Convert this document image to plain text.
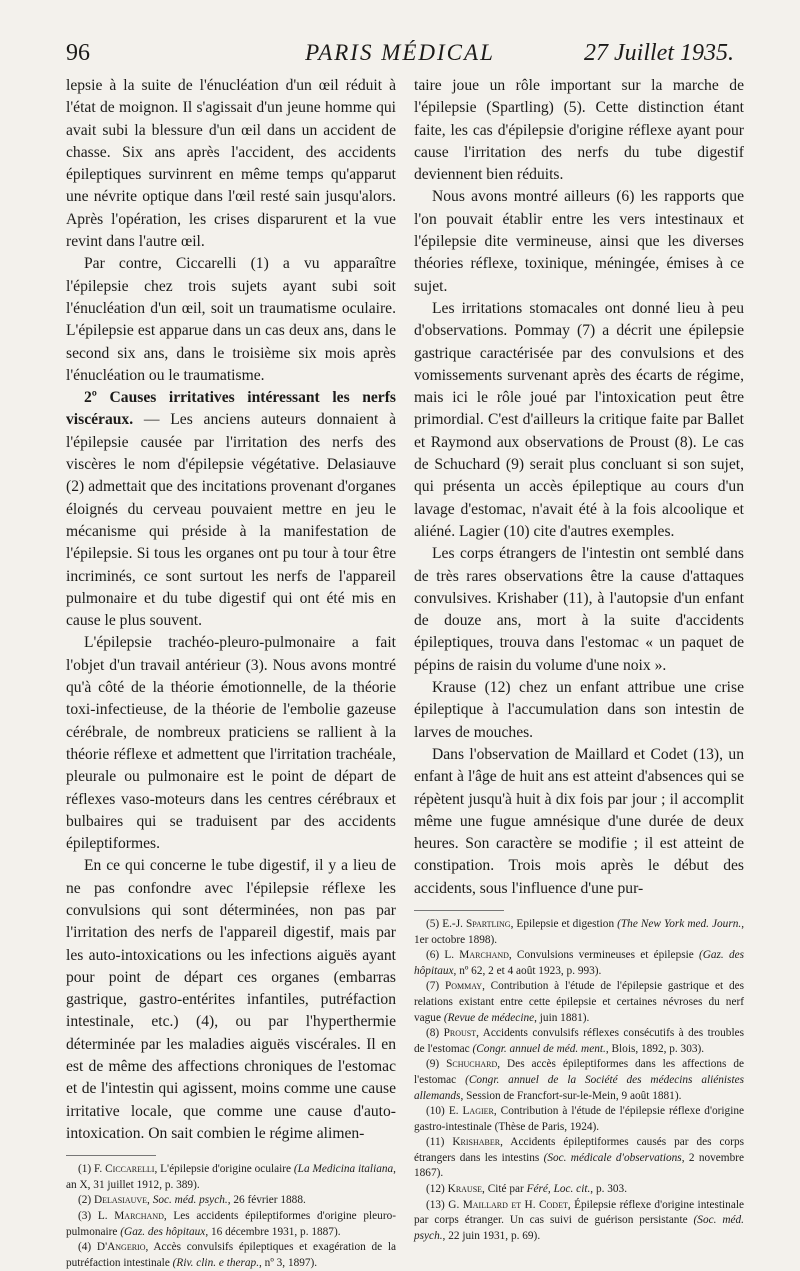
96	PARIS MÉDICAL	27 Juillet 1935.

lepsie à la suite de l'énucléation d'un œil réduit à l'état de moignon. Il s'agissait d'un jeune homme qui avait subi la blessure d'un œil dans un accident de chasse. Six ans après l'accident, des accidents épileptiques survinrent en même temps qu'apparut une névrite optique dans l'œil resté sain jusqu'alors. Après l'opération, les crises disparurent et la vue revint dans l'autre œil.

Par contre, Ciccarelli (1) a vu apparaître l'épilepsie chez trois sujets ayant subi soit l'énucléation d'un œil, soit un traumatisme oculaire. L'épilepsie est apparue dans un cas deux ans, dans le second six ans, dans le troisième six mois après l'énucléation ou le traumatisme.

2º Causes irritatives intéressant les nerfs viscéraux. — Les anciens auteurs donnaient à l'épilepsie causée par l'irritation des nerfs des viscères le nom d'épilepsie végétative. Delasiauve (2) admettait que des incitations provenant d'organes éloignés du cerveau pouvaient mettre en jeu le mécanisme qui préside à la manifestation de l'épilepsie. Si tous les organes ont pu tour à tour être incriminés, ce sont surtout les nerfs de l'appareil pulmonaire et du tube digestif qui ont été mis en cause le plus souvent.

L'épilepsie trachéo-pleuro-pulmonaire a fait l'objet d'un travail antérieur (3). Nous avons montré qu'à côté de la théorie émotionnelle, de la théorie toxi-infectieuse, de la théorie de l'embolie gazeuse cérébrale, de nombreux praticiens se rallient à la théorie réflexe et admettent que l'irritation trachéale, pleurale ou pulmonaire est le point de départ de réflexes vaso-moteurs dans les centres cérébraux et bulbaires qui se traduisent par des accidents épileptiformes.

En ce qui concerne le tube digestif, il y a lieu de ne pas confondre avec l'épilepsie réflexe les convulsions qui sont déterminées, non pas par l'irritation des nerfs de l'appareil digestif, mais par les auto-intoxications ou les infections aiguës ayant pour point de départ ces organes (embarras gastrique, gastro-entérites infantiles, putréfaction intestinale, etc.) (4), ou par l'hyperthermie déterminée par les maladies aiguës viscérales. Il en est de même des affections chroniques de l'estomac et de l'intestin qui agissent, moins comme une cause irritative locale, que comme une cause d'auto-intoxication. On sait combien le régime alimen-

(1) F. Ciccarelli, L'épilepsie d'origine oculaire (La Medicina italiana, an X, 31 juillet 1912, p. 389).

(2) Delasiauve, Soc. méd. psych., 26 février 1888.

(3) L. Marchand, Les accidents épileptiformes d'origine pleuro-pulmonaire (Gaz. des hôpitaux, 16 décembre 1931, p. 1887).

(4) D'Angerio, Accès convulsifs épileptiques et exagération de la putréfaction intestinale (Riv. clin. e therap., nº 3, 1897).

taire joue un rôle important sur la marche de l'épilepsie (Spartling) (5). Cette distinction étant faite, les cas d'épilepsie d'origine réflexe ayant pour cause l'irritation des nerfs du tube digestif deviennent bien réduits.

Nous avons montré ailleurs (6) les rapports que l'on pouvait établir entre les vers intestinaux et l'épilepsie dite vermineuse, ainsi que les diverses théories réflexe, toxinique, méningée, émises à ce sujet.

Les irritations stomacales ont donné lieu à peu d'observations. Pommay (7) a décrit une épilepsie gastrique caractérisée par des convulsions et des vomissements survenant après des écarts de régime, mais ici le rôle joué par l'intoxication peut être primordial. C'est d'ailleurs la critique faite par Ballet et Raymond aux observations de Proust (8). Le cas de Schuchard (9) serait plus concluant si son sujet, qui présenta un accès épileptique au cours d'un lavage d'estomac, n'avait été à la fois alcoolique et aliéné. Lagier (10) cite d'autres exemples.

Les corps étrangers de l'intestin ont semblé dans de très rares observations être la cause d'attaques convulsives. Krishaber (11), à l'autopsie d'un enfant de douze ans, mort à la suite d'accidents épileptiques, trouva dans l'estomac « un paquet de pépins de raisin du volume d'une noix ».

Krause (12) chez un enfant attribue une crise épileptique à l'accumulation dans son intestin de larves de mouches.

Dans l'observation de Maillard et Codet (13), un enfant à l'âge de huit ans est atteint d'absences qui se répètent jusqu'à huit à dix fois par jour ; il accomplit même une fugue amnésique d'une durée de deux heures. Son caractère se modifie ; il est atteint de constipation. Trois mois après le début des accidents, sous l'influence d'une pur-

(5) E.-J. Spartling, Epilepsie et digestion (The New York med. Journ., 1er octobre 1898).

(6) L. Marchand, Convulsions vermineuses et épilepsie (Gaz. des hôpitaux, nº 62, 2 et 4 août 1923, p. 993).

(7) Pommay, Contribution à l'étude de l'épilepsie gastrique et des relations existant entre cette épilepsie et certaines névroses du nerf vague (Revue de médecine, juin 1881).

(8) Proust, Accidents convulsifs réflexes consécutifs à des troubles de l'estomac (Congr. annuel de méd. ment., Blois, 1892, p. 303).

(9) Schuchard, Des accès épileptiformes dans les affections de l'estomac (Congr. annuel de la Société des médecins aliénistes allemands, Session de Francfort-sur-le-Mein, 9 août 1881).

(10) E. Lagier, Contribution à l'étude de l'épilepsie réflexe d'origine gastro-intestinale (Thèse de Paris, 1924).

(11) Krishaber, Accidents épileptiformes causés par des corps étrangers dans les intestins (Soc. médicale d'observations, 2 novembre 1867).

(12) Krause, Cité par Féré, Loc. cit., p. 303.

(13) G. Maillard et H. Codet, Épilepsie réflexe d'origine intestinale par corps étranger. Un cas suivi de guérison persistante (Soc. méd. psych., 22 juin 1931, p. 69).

* * *

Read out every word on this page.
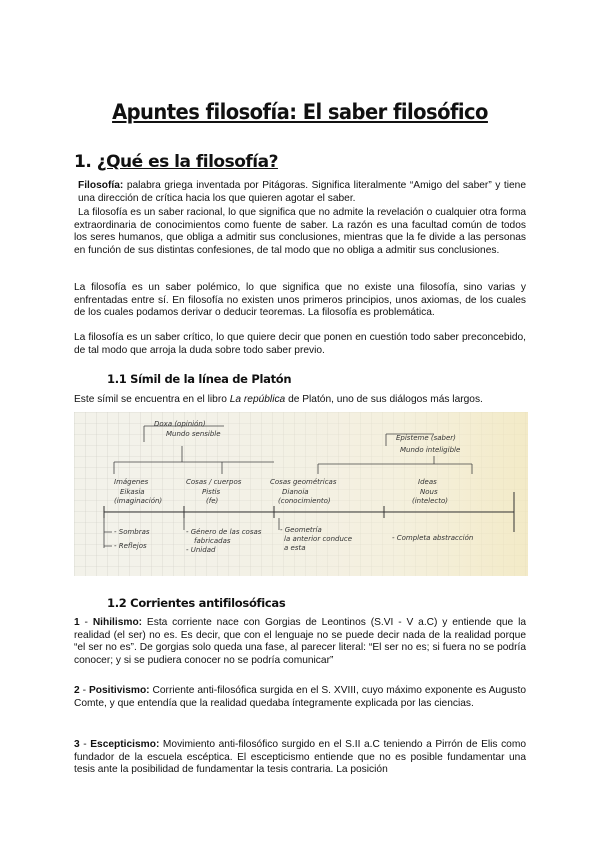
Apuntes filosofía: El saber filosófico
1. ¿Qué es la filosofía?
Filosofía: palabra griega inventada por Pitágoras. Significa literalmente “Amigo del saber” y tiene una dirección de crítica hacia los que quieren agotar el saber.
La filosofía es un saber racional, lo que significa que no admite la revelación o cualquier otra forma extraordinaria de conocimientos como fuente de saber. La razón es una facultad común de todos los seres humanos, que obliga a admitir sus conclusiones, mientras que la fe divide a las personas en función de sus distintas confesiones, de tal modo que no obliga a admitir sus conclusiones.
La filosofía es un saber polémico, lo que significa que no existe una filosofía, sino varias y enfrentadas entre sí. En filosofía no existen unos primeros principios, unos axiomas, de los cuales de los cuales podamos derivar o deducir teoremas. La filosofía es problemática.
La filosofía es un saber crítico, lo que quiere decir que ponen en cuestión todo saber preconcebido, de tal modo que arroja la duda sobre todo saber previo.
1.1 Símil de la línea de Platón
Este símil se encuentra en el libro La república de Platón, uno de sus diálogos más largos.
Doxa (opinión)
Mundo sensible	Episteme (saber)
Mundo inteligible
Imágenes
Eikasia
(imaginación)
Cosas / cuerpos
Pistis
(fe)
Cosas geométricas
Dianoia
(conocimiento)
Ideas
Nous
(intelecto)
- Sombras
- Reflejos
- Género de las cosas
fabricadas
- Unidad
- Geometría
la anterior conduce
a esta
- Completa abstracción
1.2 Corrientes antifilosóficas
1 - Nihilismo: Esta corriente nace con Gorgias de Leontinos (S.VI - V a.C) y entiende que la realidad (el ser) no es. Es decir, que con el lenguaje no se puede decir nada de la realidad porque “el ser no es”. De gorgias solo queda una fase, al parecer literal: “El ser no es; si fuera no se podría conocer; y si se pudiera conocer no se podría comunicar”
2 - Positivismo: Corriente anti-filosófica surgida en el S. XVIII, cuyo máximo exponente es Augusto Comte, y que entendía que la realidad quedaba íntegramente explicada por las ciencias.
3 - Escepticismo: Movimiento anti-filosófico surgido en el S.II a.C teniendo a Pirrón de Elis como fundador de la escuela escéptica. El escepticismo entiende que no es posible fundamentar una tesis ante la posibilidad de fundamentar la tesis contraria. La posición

Goal of the exercise:
Look through the data and gather every line with the string "subi" in it.

Output of the task:
lepsie à la suite de l'énucléation d'un œil réduit à l'état de moignon. Il s'agissait d'un jeune homme qui avait subi la blessure d'un œil dans un accident de chasse. Six ans après l'accident, des accidents épileptiques survinrent en même temps qu'apparut une névrite optique dans l'œil resté sain jusqu'alors. Après l'opération, les crises disparurent et la vue revint dans l'autre œil.
Par contre, Ciccarelli (1) a vu apparaître l'épilepsie chez trois sujets ayant subi soit l'énucléation d'un œil, soit un traumatisme oculaire. L'épilepsie est apparue dans un cas deux ans, dans le second six ans, dans le troisième six mois après l'énucléation ou le traumatisme.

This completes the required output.